==== Record extracts ====

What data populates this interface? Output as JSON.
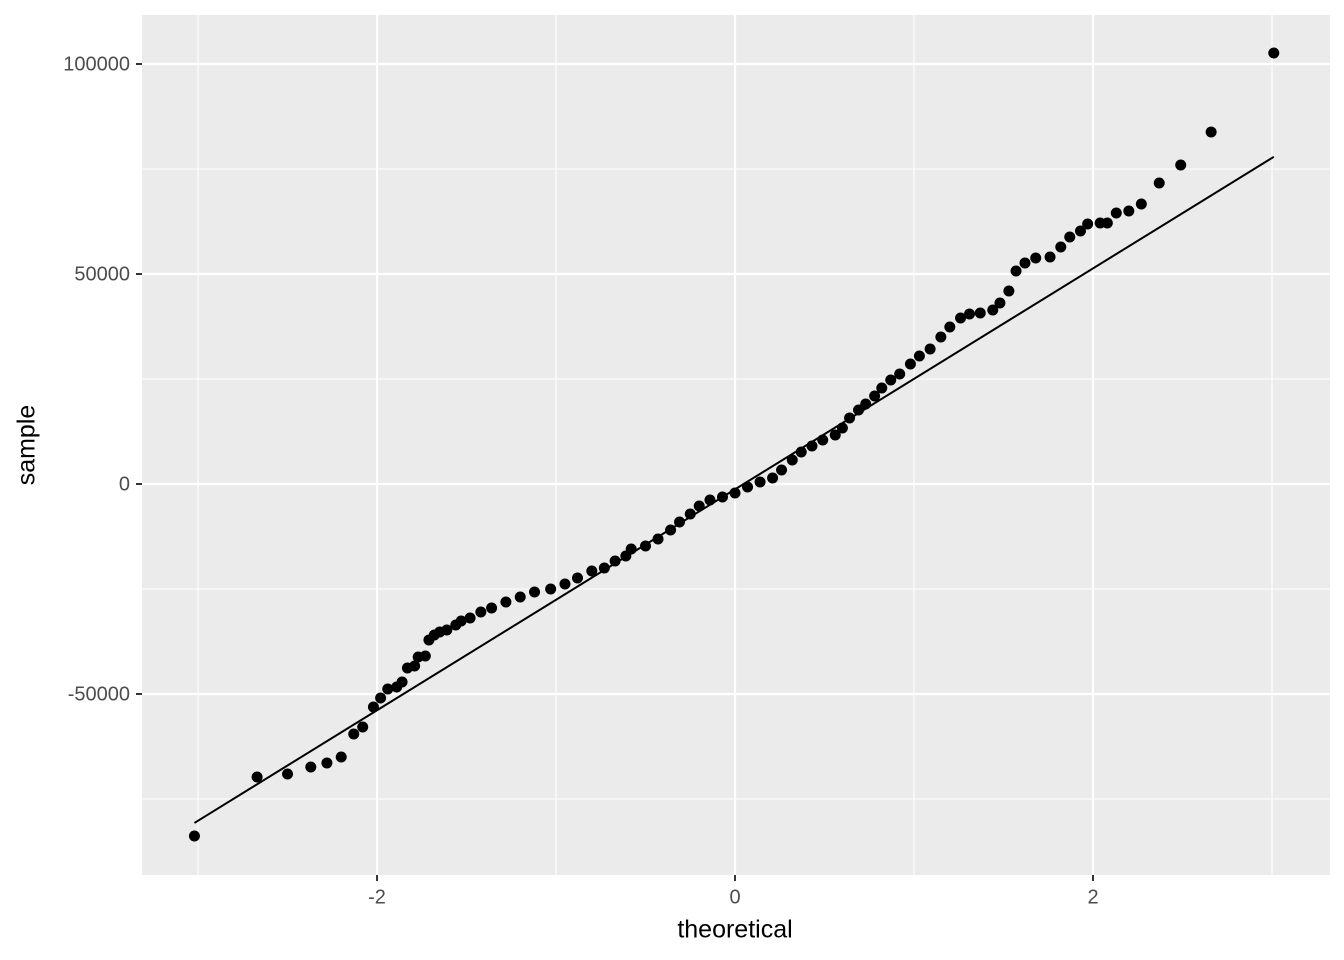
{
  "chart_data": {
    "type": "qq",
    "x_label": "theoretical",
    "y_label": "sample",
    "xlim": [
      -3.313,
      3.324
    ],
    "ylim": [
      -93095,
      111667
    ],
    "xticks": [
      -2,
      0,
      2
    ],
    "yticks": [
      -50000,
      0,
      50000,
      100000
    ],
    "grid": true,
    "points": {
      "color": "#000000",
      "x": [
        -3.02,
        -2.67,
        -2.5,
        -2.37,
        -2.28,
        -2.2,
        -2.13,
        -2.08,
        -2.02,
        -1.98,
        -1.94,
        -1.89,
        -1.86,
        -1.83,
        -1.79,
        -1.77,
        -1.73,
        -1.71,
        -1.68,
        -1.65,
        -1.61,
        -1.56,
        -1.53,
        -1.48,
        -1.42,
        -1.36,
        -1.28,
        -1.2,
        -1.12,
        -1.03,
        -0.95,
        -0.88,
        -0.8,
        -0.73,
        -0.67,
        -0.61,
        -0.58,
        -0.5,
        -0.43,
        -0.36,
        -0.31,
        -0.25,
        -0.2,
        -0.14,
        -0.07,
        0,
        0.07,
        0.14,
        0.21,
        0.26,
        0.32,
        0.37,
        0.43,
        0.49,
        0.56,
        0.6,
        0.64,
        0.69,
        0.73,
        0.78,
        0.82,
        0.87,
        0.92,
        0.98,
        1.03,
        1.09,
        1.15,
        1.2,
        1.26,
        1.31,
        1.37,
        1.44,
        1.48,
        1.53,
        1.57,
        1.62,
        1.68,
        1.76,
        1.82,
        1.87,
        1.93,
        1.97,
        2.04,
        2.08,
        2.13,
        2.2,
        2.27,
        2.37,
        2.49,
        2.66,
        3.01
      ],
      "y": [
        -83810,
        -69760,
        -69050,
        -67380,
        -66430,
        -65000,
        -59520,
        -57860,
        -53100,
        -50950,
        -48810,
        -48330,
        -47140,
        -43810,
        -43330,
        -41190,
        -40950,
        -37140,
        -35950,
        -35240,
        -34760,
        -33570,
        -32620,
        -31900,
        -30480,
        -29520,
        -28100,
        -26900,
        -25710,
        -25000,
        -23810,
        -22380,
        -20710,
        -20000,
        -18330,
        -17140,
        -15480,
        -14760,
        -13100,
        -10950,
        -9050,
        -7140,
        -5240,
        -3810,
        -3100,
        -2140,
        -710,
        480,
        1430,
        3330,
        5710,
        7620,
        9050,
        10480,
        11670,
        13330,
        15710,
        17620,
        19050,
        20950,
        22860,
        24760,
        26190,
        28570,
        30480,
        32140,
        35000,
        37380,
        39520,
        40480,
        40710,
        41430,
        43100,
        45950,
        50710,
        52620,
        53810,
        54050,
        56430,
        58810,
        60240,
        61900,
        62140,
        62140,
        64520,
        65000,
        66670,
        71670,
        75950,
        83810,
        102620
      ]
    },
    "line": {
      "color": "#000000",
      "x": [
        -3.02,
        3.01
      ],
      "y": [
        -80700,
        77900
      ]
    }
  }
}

====
==== Record extracts ====

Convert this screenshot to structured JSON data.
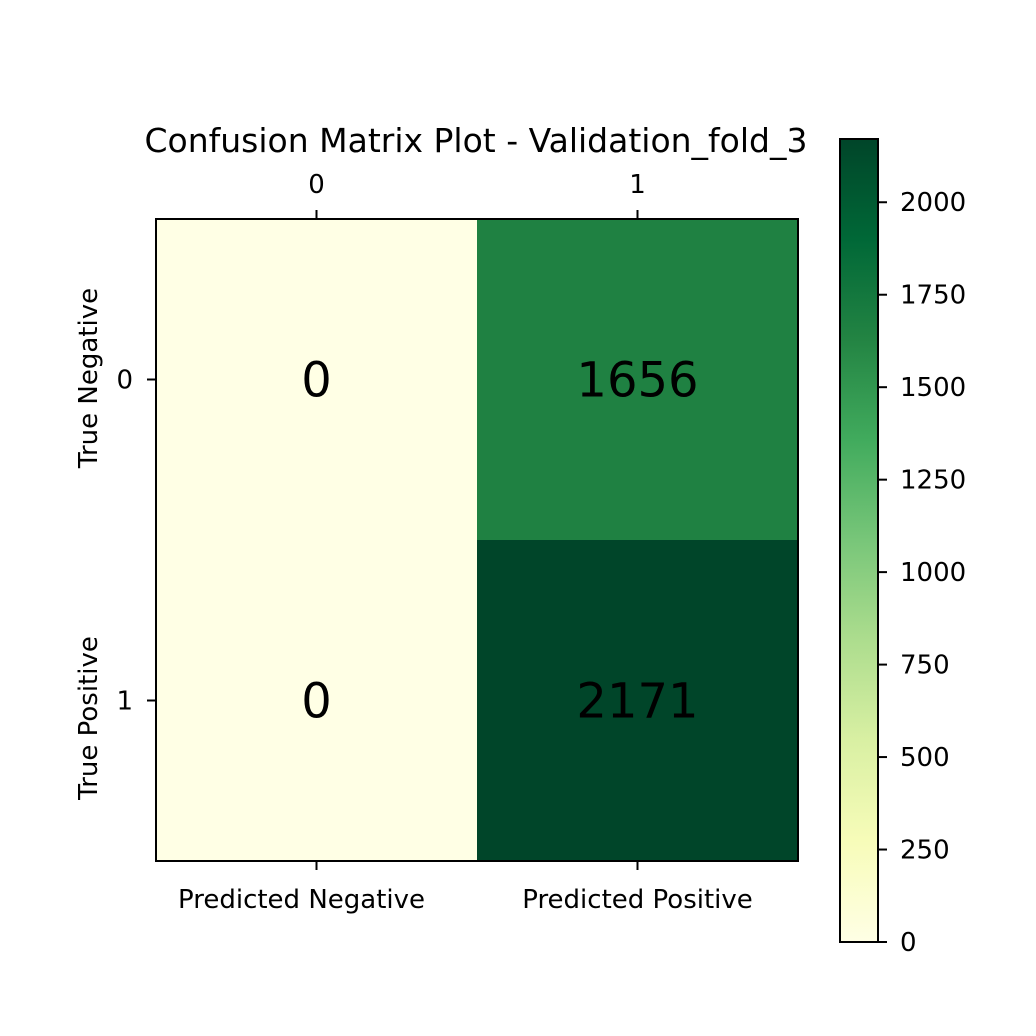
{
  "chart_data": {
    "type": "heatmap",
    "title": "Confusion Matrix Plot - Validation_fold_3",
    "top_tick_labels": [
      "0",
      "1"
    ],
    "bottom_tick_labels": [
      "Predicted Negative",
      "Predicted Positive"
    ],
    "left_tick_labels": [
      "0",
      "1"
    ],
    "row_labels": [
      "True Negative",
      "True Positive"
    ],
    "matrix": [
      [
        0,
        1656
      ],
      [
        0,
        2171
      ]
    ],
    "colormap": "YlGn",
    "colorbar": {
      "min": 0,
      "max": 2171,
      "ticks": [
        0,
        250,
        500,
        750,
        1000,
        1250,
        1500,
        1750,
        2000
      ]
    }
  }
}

====
==== Record extracts ====

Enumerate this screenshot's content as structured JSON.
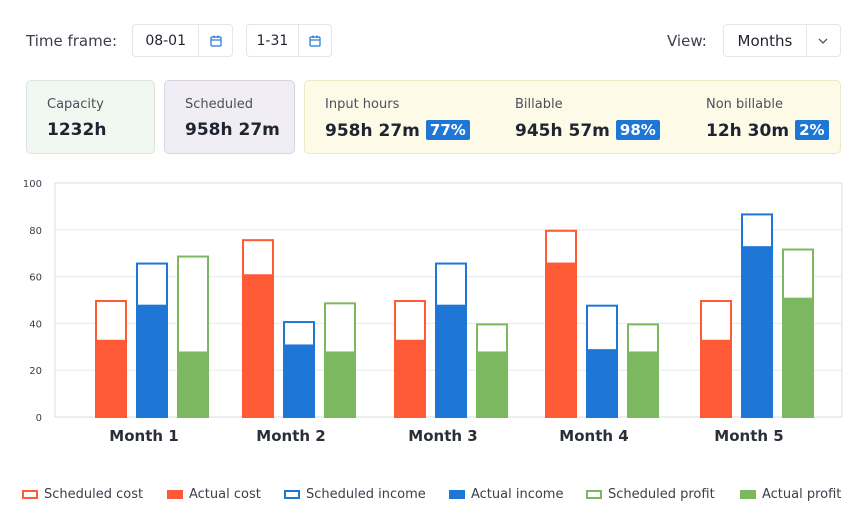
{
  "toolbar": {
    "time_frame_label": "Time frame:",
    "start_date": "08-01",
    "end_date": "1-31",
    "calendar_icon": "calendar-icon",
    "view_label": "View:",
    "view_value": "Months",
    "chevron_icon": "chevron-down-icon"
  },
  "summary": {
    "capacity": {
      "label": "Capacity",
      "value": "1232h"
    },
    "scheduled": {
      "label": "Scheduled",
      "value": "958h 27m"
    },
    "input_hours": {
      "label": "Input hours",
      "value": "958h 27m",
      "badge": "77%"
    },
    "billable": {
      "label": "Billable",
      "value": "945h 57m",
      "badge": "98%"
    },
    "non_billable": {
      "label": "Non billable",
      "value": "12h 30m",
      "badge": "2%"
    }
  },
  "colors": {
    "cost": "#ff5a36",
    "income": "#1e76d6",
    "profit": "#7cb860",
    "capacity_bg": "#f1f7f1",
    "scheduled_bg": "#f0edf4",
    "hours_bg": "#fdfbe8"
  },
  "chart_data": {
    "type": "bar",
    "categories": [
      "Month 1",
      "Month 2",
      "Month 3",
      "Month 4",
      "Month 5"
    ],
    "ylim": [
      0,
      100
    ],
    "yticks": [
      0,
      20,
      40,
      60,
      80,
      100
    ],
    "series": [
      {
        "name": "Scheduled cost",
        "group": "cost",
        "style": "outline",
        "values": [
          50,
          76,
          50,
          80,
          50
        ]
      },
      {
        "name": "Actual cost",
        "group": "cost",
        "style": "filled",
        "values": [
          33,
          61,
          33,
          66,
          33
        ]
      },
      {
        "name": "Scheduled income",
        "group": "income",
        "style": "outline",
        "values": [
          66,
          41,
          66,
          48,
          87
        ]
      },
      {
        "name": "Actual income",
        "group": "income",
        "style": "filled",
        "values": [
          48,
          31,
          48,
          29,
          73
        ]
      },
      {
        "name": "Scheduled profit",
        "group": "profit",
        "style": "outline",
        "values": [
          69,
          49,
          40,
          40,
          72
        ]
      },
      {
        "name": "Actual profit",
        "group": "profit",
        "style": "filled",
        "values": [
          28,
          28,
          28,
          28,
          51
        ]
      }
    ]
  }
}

====

Every line of the records that includes the word "screenshot" should be gathered.

Convert this screenshot to structured JSON data.
Enumerate this screenshot's content as structured JSON.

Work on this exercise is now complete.